Problem requirements: Count the lines in the data below where the string "body" occurs, please, and give the number alone.

━━━━

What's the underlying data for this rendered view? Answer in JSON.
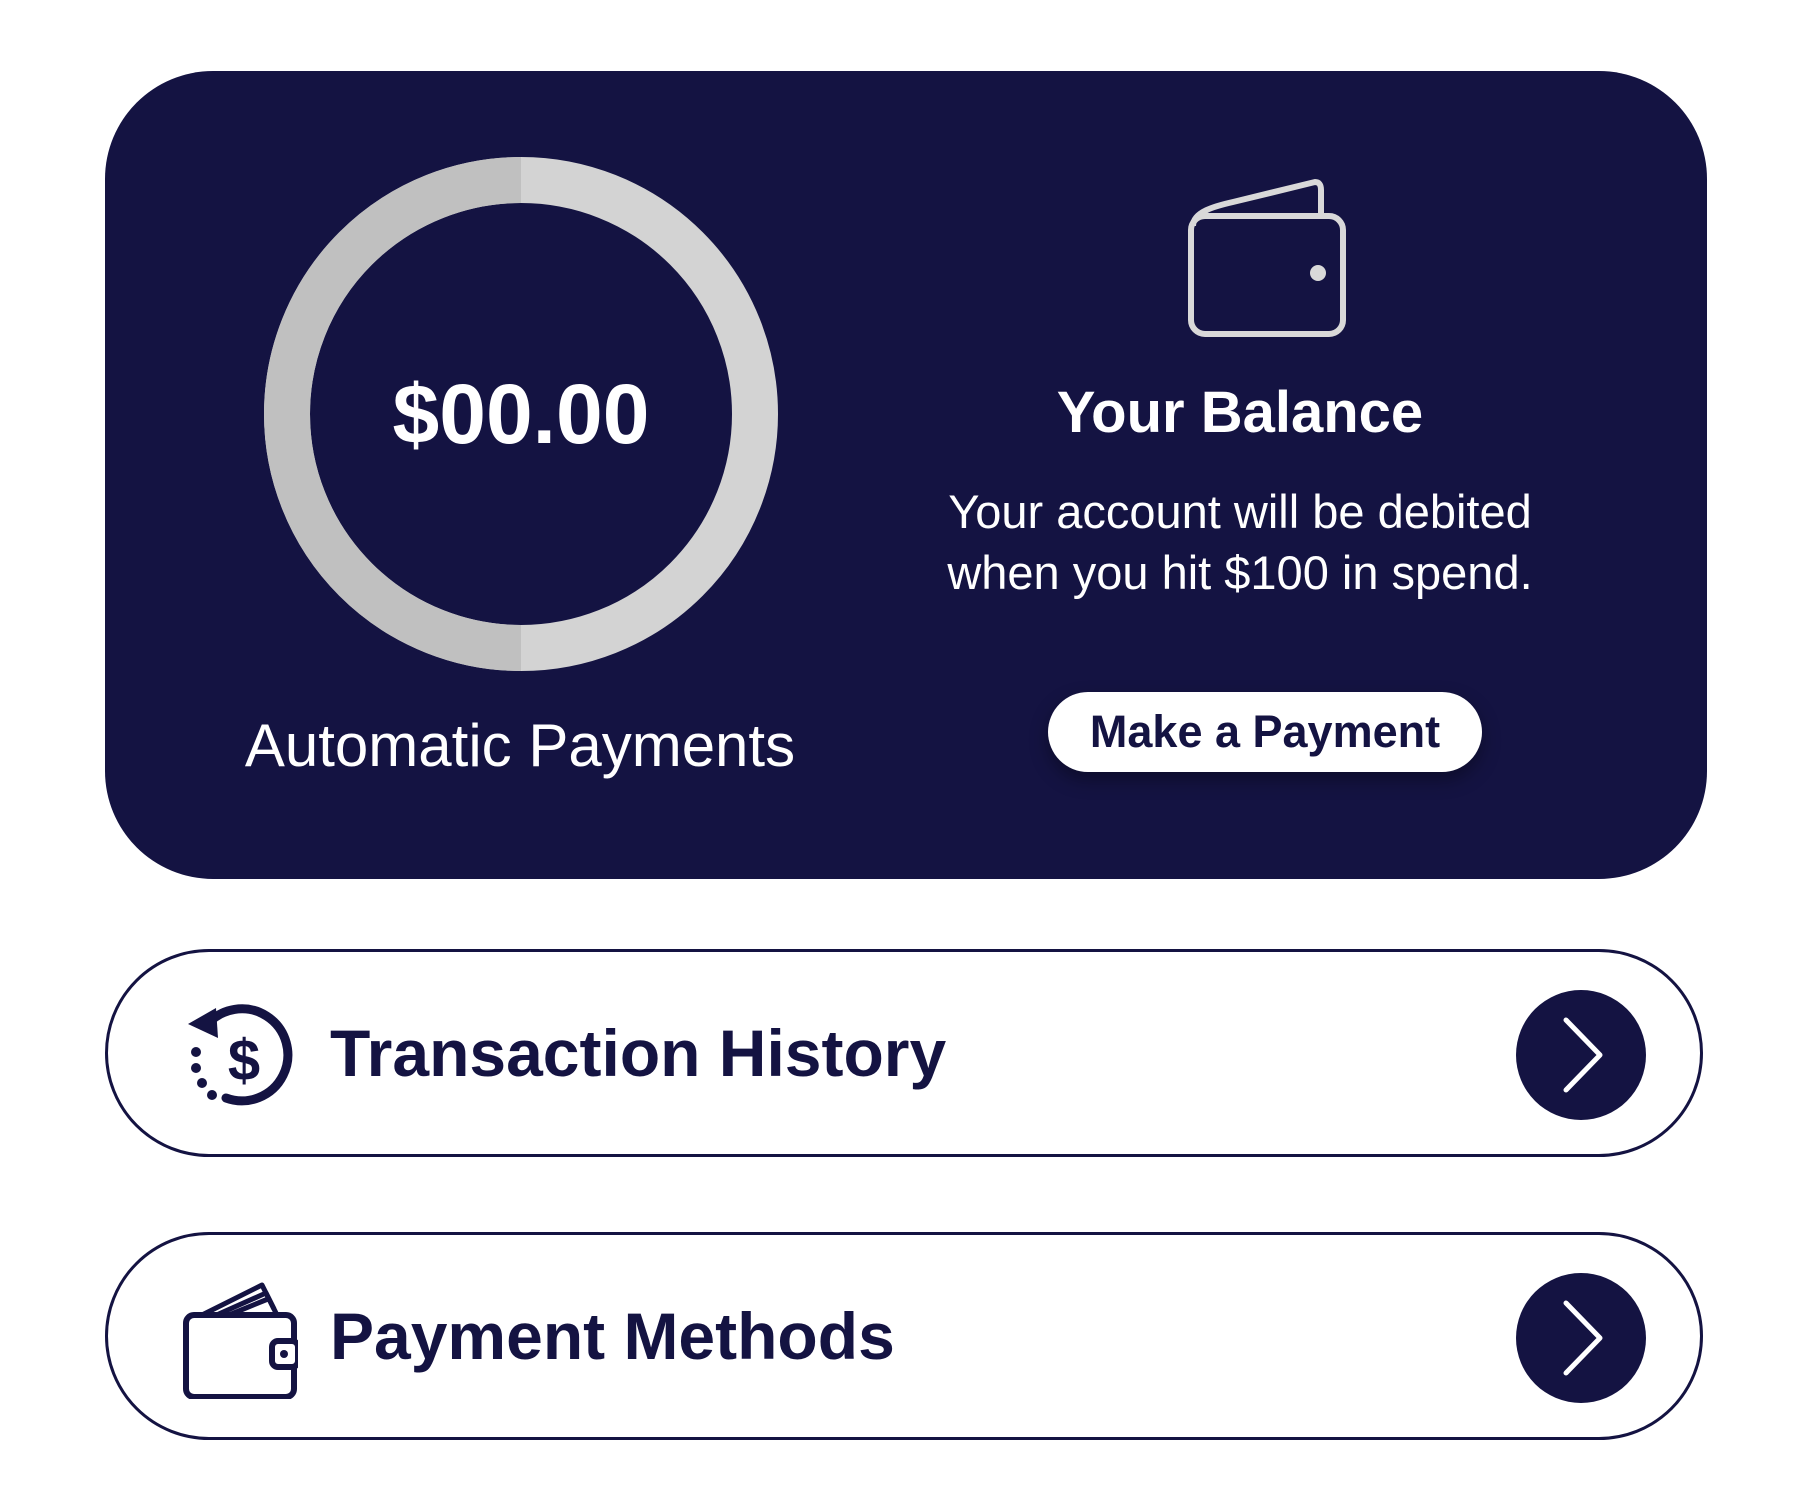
{
  "balance_card": {
    "amount": "$00.00",
    "progress_fraction": 0.5,
    "auto_payments_label": "Automatic Payments",
    "icon": "wallet-icon",
    "title": "Your Balance",
    "description_line1": "Your account will be debited",
    "description_line2": "when you hit $100 in spend.",
    "pay_button_label": "Make a Payment"
  },
  "menu": {
    "transactions": {
      "label": "Transaction History",
      "icon": "dollar-history-icon"
    },
    "methods": {
      "label": "Payment Methods",
      "icon": "wallet-cards-icon"
    },
    "arrow_icon": "chevron-right-icon"
  },
  "colors": {
    "navy": "#141342",
    "ring_track": "#d3d3d3",
    "ring_fill": "#c0c0c0",
    "white": "#ffffff"
  }
}
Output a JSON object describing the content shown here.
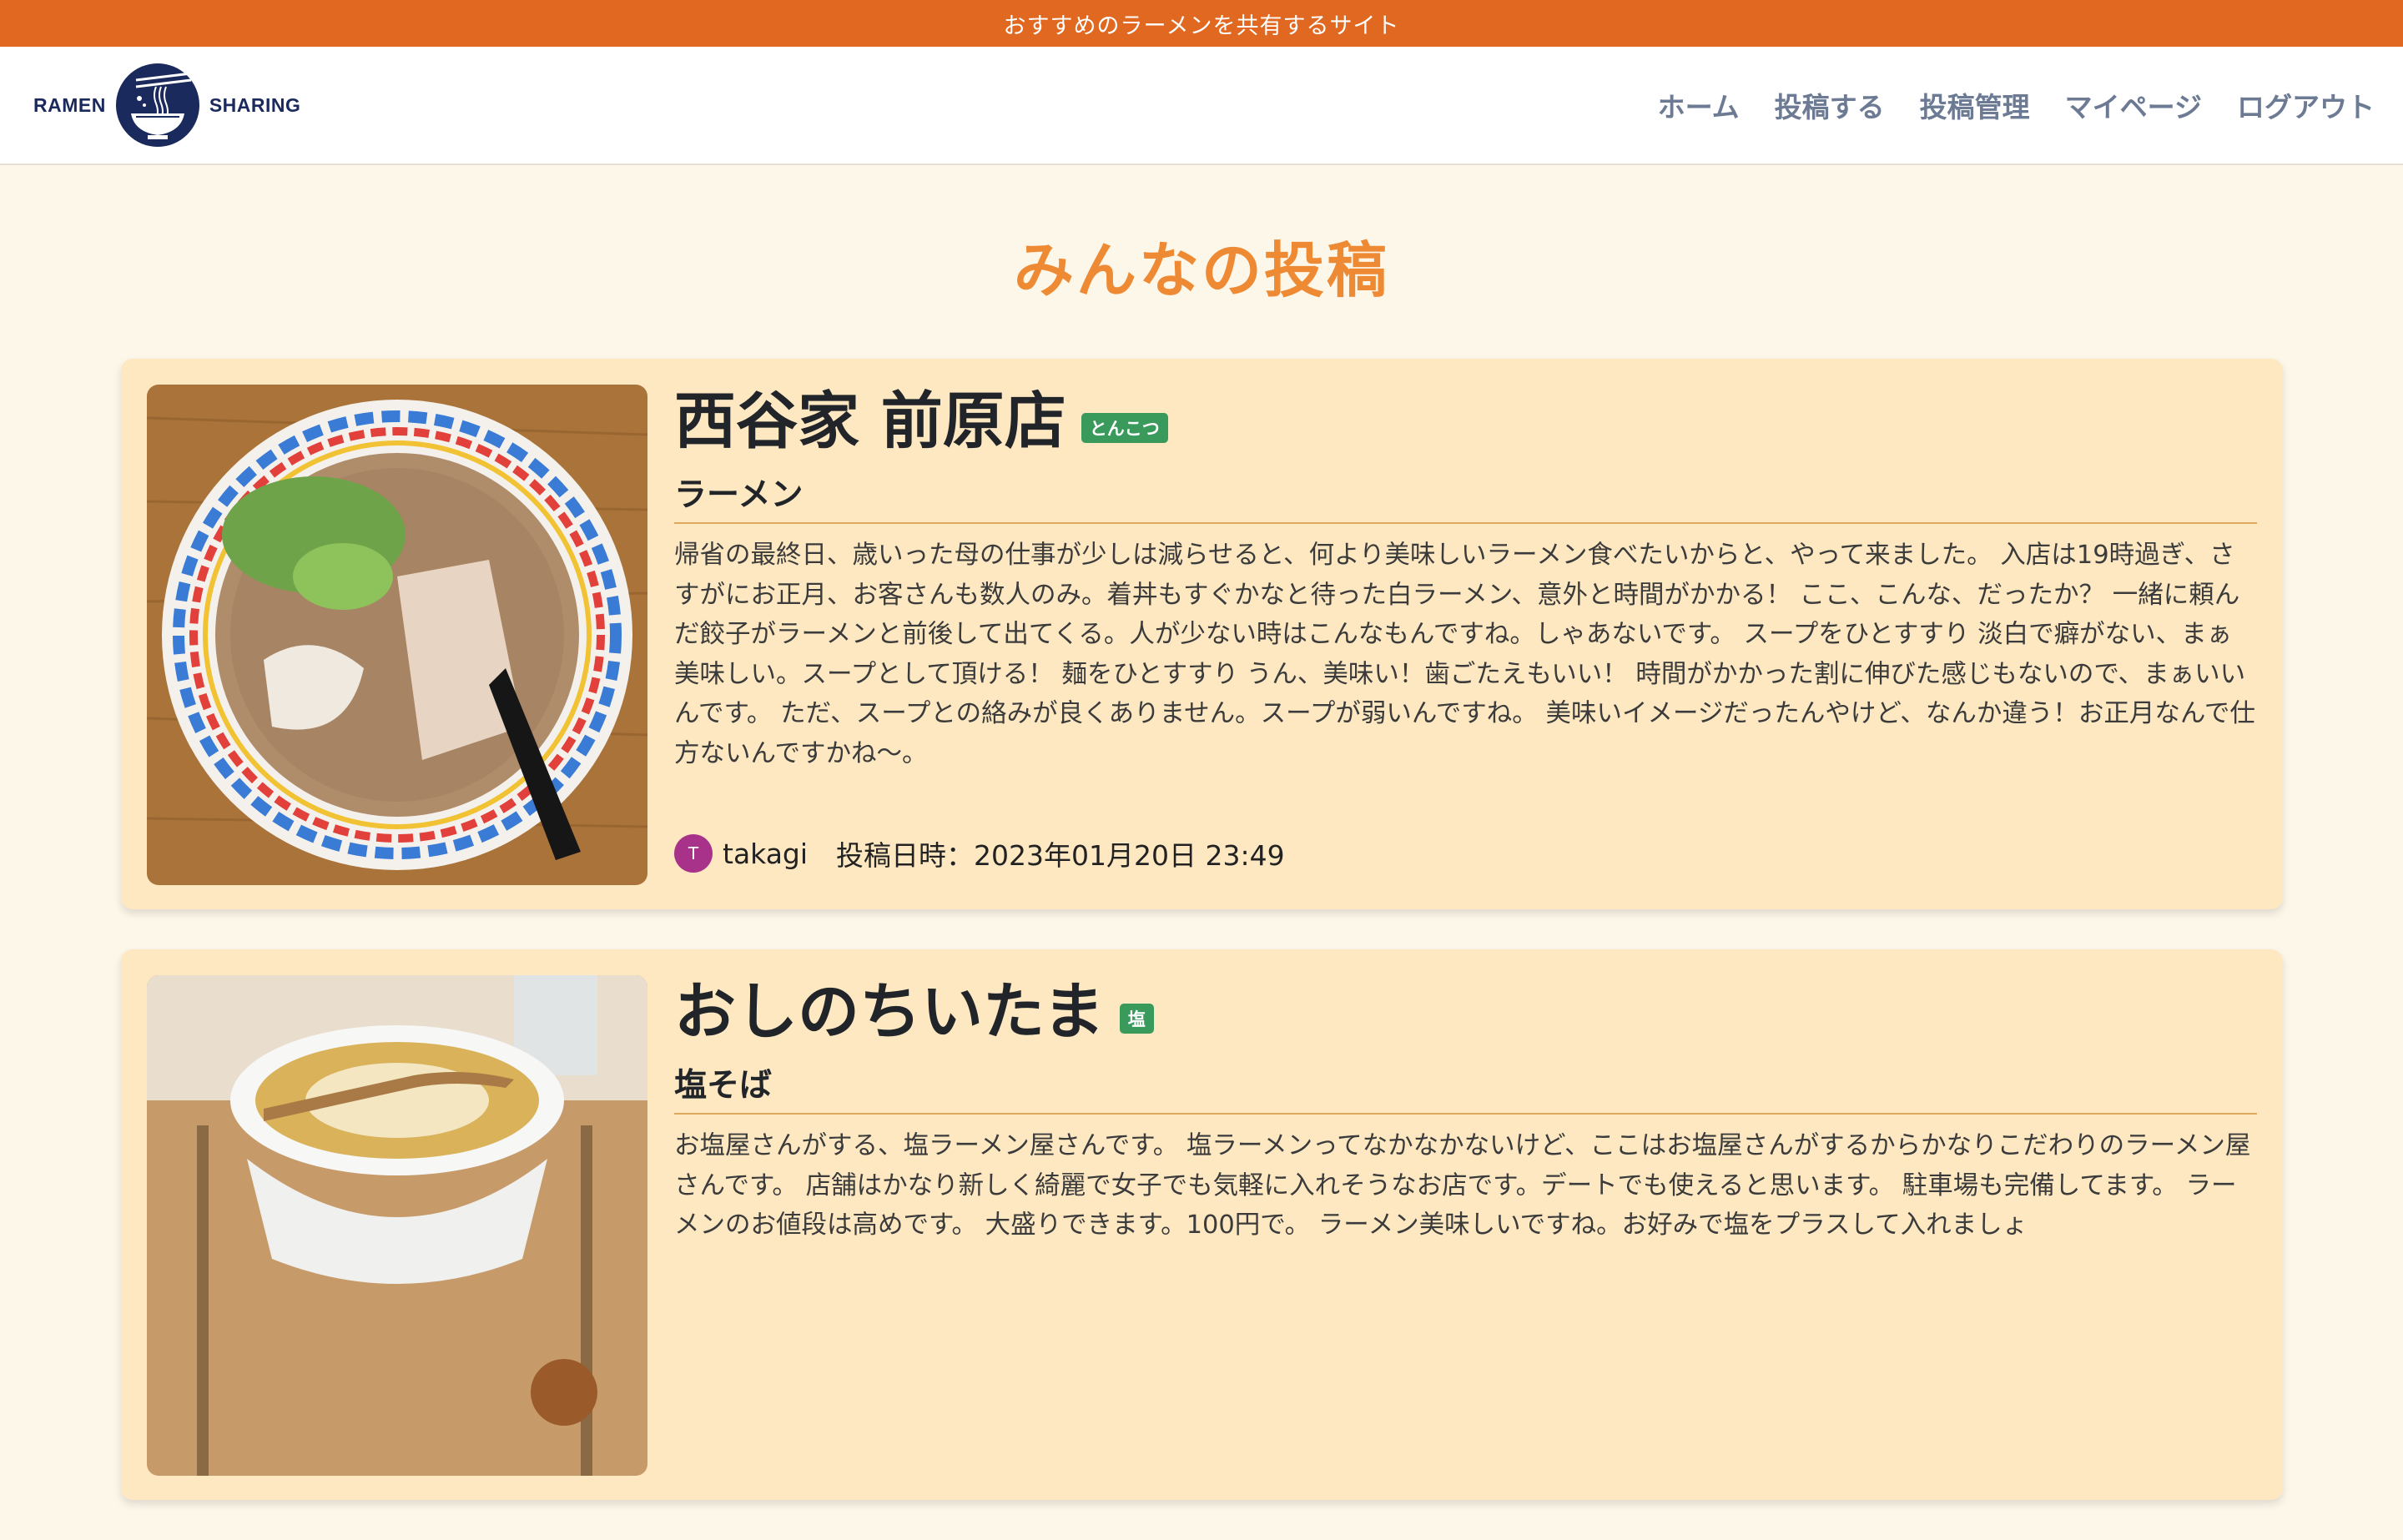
{
  "topbar": {
    "text": "おすすめのラーメンを共有するサイト"
  },
  "brand": {
    "left": "RAMEN",
    "right": "SHARING"
  },
  "nav": {
    "items": [
      {
        "label": "ホーム"
      },
      {
        "label": "投稿する"
      },
      {
        "label": "投稿管理"
      },
      {
        "label": "マイページ"
      },
      {
        "label": "ログアウト"
      }
    ]
  },
  "page": {
    "title": "みんなの投稿"
  },
  "posts": [
    {
      "shop": "西谷家 前原店",
      "tag": "とんこつ",
      "menu": "ラーメン",
      "body": "帰省の最終日、歳いった母の仕事が少しは減らせると、何より美味しいラーメン食べたいからと、やって来ました。 入店は19時過ぎ、さすがにお正月、お客さんも数人のみ。着丼もすぐかなと待った白ラーメン、意外と時間がかかる！ ここ、こんな、だったか？ 一緒に頼んだ餃子がラーメンと前後して出てくる。人が少ない時はこんなもんですね。しゃあないです。 スープをひとすすり 淡白で癖がない、まぁ美味しい。スープとして頂ける！ 麺をひとすすり うん、美味い！歯ごたえもいい！ 時間がかかった割に伸びた感じもないので、まぁいいんです。 ただ、スープとの絡みが良くありません。スープが弱いんですね。 美味いイメージだったんやけど、なんか違う！お正月なんで仕方ないんですかね〜。",
      "avatar": "T",
      "user": "takagi",
      "date": "投稿日時：2023年01月20日 23:49"
    },
    {
      "shop": "おしのちいたま",
      "tag": "塩",
      "menu": "塩そば",
      "body": "お塩屋さんがする、塩ラーメン屋さんです。 塩ラーメンってなかなかないけど、ここはお塩屋さんがするからかなりこだわりのラーメン屋さんです。 店舗はかなり新しく綺麗で女子でも気軽に入れそうなお店です。デートでも使えると思います。 駐車場も完備してます。 ラーメンのお値段は高めです。 大盛りできます。100円で。 ラーメン美味しいですね。お好みで塩をプラスして入れましょ",
      "avatar": "",
      "user": "",
      "date": ""
    }
  ],
  "colors": {
    "topbar": "#e06820",
    "title": "#ee8a34",
    "card": "#fde8c2",
    "tag": "#3a9a5c",
    "nav": "#6c7a93",
    "avatar": "#a8328a"
  }
}
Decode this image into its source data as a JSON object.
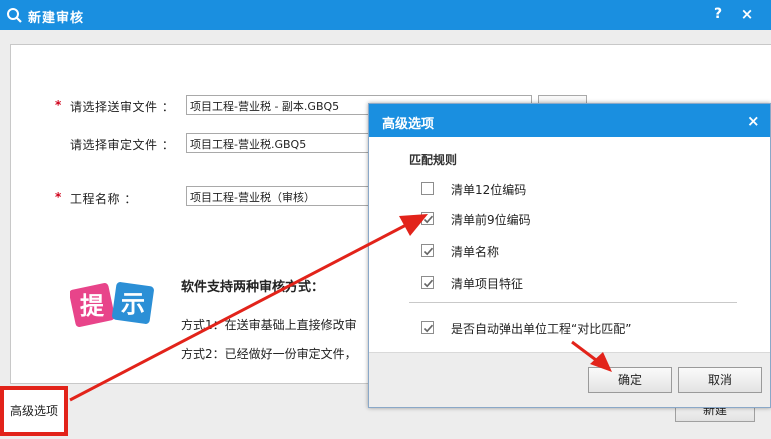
{
  "window": {
    "title": "新建审核",
    "help_label": "?",
    "close_label": "×"
  },
  "form": {
    "send_file_label": "请选择送审文件 ：",
    "send_file_value": "项目工程-营业税 - 副本.GBQ5",
    "approved_file_label": "请选择审定文件 ：",
    "approved_file_value": "项目工程-营业税.GBQ5",
    "project_name_label": "工程名称 ：",
    "project_name_value": "项目工程-营业税（审核）",
    "required_mark": "*"
  },
  "tip": {
    "logo_chars": [
      "提",
      "示"
    ],
    "title": "软件支持两种审核方式：",
    "line1": "方式1：在送审基础上直接修改审",
    "line2": "方式2：已经做好一份审定文件，"
  },
  "buttons": {
    "advanced_label": "高级选项",
    "new_label": "新建"
  },
  "dialog": {
    "title": "高级选项",
    "close_label": "×",
    "group_label": "匹配规则",
    "options": [
      {
        "label": "清单12位编码",
        "checked": false
      },
      {
        "label": "清单前9位编码",
        "checked": true
      },
      {
        "label": "清单名称",
        "checked": true
      },
      {
        "label": "清单项目特征",
        "checked": true
      }
    ],
    "auto_popup": {
      "label": "是否自动弹出单位工程“对比匹配”",
      "checked": true
    },
    "ok_label": "确定",
    "cancel_label": "取消"
  },
  "colors": {
    "titlebar": "#1a8fe0",
    "annotation": "#e2231a"
  }
}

━━━━

Solution to this problem: 2